• [EXCERPTED DATA]
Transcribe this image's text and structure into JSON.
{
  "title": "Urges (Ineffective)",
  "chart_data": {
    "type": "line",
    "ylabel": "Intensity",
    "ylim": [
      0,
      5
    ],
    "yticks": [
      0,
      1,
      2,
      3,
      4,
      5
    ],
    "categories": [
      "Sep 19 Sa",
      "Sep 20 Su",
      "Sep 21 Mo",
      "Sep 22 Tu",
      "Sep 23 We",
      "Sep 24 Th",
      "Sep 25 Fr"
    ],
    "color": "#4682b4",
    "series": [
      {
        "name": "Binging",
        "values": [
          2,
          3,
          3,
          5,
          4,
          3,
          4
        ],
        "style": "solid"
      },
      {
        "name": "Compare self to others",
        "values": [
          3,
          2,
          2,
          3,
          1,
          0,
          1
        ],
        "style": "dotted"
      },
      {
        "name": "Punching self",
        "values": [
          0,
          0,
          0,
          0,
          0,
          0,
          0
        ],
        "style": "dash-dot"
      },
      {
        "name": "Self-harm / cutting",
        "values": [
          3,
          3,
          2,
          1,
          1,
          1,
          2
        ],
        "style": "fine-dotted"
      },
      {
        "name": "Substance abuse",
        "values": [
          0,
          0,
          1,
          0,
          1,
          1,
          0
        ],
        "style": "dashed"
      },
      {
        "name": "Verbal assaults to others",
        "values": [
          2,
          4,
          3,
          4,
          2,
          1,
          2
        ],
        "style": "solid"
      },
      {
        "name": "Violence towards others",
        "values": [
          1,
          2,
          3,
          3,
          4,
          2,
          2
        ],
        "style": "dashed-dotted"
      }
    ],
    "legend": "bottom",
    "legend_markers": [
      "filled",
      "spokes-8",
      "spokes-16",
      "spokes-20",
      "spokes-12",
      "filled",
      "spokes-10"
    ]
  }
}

---

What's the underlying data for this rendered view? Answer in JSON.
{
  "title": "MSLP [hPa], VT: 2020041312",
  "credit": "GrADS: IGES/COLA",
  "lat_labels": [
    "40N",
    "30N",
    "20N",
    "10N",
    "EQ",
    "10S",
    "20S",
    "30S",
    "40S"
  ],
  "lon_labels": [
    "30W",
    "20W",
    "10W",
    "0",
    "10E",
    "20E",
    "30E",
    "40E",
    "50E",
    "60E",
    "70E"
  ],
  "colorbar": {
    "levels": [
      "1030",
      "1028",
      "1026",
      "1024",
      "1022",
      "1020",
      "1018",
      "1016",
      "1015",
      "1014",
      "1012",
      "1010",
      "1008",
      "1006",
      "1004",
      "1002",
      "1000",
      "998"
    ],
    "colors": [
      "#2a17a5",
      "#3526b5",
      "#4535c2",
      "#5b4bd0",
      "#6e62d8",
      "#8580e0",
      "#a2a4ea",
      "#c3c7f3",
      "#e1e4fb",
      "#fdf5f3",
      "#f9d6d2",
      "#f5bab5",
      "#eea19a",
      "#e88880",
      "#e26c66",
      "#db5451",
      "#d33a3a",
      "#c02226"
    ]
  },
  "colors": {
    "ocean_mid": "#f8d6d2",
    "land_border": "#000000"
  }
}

• [EXERCISE PROMPT] Identify each line containing the string "style" and copy it out.

• [RESPONSE TO THE TASK]
        "style": "solid"
        "style": "dotted"
        "style": "dash-dot"
        "style": "fine-dotted"
        "style": "dashed"
        "style": "solid"
        "style": "dashed-dotted"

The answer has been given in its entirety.